**Problem description**
Set down all of the entries word for word, omitting the images they contain.

A run of records:
** start **
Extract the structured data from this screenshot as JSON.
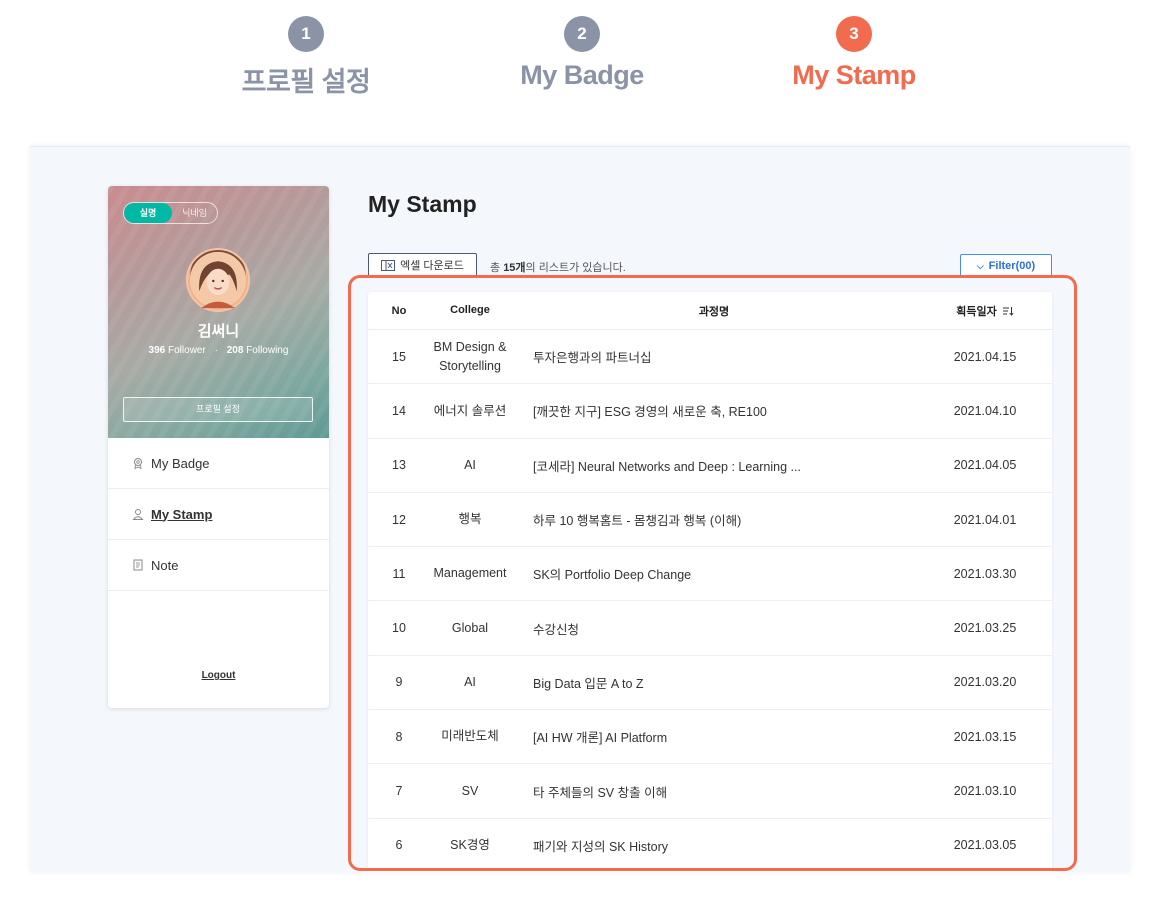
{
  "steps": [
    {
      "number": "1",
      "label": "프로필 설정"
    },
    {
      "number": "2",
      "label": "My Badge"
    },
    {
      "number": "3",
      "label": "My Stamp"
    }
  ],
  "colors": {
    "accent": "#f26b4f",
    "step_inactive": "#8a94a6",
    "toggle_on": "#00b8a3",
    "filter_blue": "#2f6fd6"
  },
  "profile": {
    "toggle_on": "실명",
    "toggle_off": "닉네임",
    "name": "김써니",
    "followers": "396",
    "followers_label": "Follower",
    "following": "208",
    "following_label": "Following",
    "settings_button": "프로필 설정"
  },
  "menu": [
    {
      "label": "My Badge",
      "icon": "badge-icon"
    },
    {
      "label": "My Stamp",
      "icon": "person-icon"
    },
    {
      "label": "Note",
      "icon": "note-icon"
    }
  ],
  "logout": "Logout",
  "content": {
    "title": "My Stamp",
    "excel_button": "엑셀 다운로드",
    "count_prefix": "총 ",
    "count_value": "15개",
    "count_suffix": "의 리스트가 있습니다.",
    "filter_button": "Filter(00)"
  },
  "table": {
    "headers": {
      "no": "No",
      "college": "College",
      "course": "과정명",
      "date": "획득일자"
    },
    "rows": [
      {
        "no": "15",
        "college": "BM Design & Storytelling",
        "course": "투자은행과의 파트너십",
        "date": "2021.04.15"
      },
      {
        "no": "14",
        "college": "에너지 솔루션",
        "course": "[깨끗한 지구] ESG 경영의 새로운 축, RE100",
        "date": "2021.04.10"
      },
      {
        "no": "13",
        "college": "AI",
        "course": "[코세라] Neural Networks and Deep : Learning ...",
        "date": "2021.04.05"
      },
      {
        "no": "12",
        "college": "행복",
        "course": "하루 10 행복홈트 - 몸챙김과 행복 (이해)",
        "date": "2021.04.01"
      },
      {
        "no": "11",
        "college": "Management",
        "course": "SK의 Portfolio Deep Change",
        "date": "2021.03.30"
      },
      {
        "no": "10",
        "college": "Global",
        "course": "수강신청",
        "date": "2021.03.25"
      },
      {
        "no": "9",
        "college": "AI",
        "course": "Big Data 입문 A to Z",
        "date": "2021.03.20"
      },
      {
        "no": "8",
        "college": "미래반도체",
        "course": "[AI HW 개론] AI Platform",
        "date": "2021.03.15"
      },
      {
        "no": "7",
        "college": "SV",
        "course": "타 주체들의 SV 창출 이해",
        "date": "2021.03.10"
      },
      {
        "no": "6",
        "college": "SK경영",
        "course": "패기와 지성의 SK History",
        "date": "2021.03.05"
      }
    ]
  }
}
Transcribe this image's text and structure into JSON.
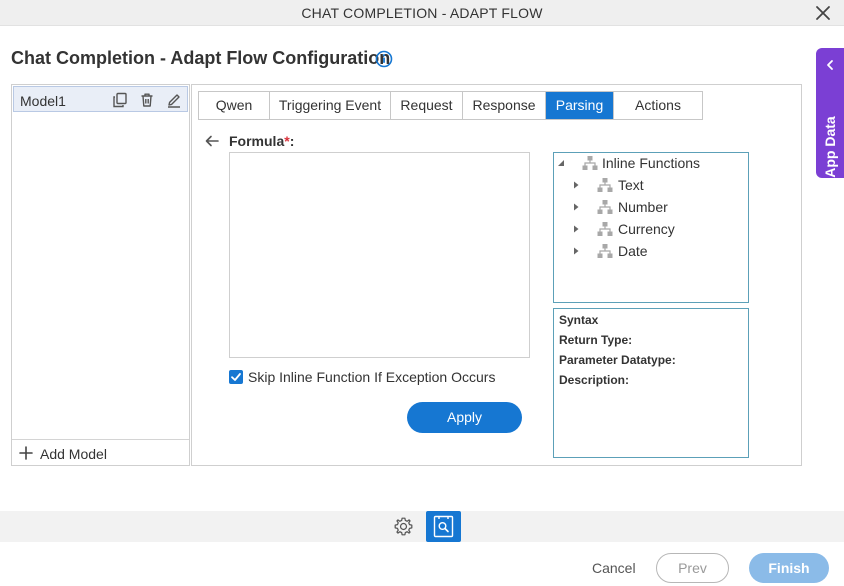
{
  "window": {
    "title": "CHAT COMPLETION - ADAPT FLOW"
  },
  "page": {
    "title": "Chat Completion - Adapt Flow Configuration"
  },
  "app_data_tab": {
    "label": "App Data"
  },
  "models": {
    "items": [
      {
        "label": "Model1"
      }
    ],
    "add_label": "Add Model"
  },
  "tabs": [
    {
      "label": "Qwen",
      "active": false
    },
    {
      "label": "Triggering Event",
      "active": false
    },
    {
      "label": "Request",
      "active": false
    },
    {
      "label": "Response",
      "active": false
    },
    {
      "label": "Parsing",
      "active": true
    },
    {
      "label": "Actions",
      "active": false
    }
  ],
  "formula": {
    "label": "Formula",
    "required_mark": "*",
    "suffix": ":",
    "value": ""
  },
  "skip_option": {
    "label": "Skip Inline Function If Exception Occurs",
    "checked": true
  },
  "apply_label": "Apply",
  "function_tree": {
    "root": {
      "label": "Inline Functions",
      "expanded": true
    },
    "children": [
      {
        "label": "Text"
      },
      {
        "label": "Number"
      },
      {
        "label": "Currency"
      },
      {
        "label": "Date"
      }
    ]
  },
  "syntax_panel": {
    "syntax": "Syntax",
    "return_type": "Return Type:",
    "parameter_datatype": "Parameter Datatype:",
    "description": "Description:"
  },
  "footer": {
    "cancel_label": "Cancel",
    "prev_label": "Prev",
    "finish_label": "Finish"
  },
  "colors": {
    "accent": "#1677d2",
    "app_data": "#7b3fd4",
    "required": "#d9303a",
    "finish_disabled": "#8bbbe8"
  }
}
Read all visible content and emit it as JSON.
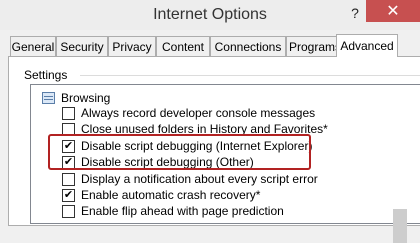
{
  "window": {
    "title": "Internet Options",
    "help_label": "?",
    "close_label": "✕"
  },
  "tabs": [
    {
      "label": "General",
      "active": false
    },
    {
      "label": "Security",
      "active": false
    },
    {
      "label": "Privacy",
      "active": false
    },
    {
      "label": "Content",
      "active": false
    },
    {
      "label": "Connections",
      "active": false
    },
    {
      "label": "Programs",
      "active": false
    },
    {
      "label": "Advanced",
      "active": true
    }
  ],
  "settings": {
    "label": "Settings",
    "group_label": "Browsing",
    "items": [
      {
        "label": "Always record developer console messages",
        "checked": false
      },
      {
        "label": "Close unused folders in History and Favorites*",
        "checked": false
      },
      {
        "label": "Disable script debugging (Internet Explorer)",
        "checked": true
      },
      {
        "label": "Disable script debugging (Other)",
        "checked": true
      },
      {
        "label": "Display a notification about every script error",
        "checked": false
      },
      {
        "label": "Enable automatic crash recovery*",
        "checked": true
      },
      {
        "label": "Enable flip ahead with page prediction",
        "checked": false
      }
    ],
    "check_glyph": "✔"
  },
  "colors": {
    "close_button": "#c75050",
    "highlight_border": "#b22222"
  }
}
** end **
**Result of the task**
Extract the structured data from this screenshot as JSON.
{
  "steps": [
    {
      "number": "1",
      "label": "프로필 설정"
    },
    {
      "number": "2",
      "label": "My Badge"
    },
    {
      "number": "3",
      "label": "My Stamp"
    }
  ],
  "colors": {
    "accent": "#f26b4f",
    "step_inactive": "#8a94a6",
    "toggle_on": "#00b8a3",
    "filter_blue": "#2f6fd6"
  },
  "profile": {
    "toggle_on": "실명",
    "toggle_off": "닉네임",
    "name": "김써니",
    "followers": "396",
    "followers_label": "Follower",
    "following": "208",
    "following_label": "Following",
    "settings_button": "프로필 설정"
  },
  "menu": [
    {
      "label": "My Badge",
      "icon": "badge-icon"
    },
    {
      "label": "My Stamp",
      "icon": "person-icon"
    },
    {
      "label": "Note",
      "icon": "note-icon"
    }
  ],
  "logout": "Logout",
  "content": {
    "title": "My Stamp",
    "excel_button": "엑셀 다운로드",
    "count_prefix": "총 ",
    "count_value": "15개",
    "count_suffix": "의 리스트가 있습니다.",
    "filter_button": "Filter(00)"
  },
  "table": {
    "headers": {
      "no": "No",
      "college": "College",
      "course": "과정명",
      "date": "획득일자"
    },
    "rows": [
      {
        "no": "15",
        "college": "BM Design & Storytelling",
        "course": "투자은행과의 파트너십",
        "date": "2021.04.15"
      },
      {
        "no": "14",
        "college": "에너지 솔루션",
        "course": "[깨끗한 지구] ESG 경영의 새로운 축, RE100",
        "date": "2021.04.10"
      },
      {
        "no": "13",
        "college": "AI",
        "course": "[코세라] Neural Networks and Deep : Learning ...",
        "date": "2021.04.05"
      },
      {
        "no": "12",
        "college": "행복",
        "course": "하루 10 행복홈트 - 몸챙김과 행복 (이해)",
        "date": "2021.04.01"
      },
      {
        "no": "11",
        "college": "Management",
        "course": "SK의 Portfolio Deep Change",
        "date": "2021.03.30"
      },
      {
        "no": "10",
        "college": "Global",
        "course": "수강신청",
        "date": "2021.03.25"
      },
      {
        "no": "9",
        "college": "AI",
        "course": "Big Data 입문 A to Z",
        "date": "2021.03.20"
      },
      {
        "no": "8",
        "college": "미래반도체",
        "course": "[AI HW 개론] AI Platform",
        "date": "2021.03.15"
      },
      {
        "no": "7",
        "college": "SV",
        "course": "타 주체들의 SV 창출 이해",
        "date": "2021.03.10"
      },
      {
        "no": "6",
        "college": "SK경영",
        "course": "패기와 지성의 SK History",
        "date": "2021.03.05"
      }
    ]
  }
}
Transcribe this image's text and structure into JSON.
{
  "window": {
    "title": "CHAT COMPLETION - ADAPT FLOW"
  },
  "page": {
    "title": "Chat Completion - Adapt Flow Configuration"
  },
  "app_data_tab": {
    "label": "App Data"
  },
  "models": {
    "items": [
      {
        "label": "Model1"
      }
    ],
    "add_label": "Add Model"
  },
  "tabs": [
    {
      "label": "Qwen",
      "active": false
    },
    {
      "label": "Triggering Event",
      "active": false
    },
    {
      "label": "Request",
      "active": false
    },
    {
      "label": "Response",
      "active": false
    },
    {
      "label": "Parsing",
      "active": true
    },
    {
      "label": "Actions",
      "active": false
    }
  ],
  "formula": {
    "label": "Formula",
    "required_mark": "*",
    "suffix": ":",
    "value": ""
  },
  "skip_option": {
    "label": "Skip Inline Function If Exception Occurs",
    "checked": true
  },
  "apply_label": "Apply",
  "function_tree": {
    "root": {
      "label": "Inline Functions",
      "expanded": true
    },
    "children": [
      {
        "label": "Text"
      },
      {
        "label": "Number"
      },
      {
        "label": "Currency"
      },
      {
        "label": "Date"
      }
    ]
  },
  "syntax_panel": {
    "syntax": "Syntax",
    "return_type": "Return Type:",
    "parameter_datatype": "Parameter Datatype:",
    "description": "Description:"
  },
  "footer": {
    "cancel_label": "Cancel",
    "prev_label": "Prev",
    "finish_label": "Finish"
  },
  "colors": {
    "accent": "#1677d2",
    "app_data": "#7b3fd4",
    "required": "#d9303a",
    "finish_disabled": "#8bbbe8"
  }
}
Read all visible content and emit it as JSON.
{
  "window": {
    "title": "Internet Options",
    "help_label": "?",
    "close_label": "✕"
  },
  "tabs": [
    {
      "label": "General",
      "active": false
    },
    {
      "label": "Security",
      "active": false
    },
    {
      "label": "Privacy",
      "active": false
    },
    {
      "label": "Content",
      "active": false
    },
    {
      "label": "Connections",
      "active": false
    },
    {
      "label": "Programs",
      "active": false
    },
    {
      "label": "Advanced",
      "active": true
    }
  ],
  "settings": {
    "label": "Settings",
    "group_label": "Browsing",
    "items": [
      {
        "label": "Always record developer console messages",
        "checked": false
      },
      {
        "label": "Close unused folders in History and Favorites*",
        "checked": false
      },
      {
        "label": "Disable script debugging (Internet Explorer)",
        "checked": true
      },
      {
        "label": "Disable script debugging (Other)",
        "checked": true
      },
      {
        "label": "Display a notification about every script error",
        "checked": false
      },
      {
        "label": "Enable automatic crash recovery*",
        "checked": true
      },
      {
        "label": "Enable flip ahead with page prediction",
        "checked": false
      }
    ],
    "check_glyph": "✔"
  },
  "colors": {
    "close_button": "#c75050",
    "highlight_border": "#b22222"
  }
}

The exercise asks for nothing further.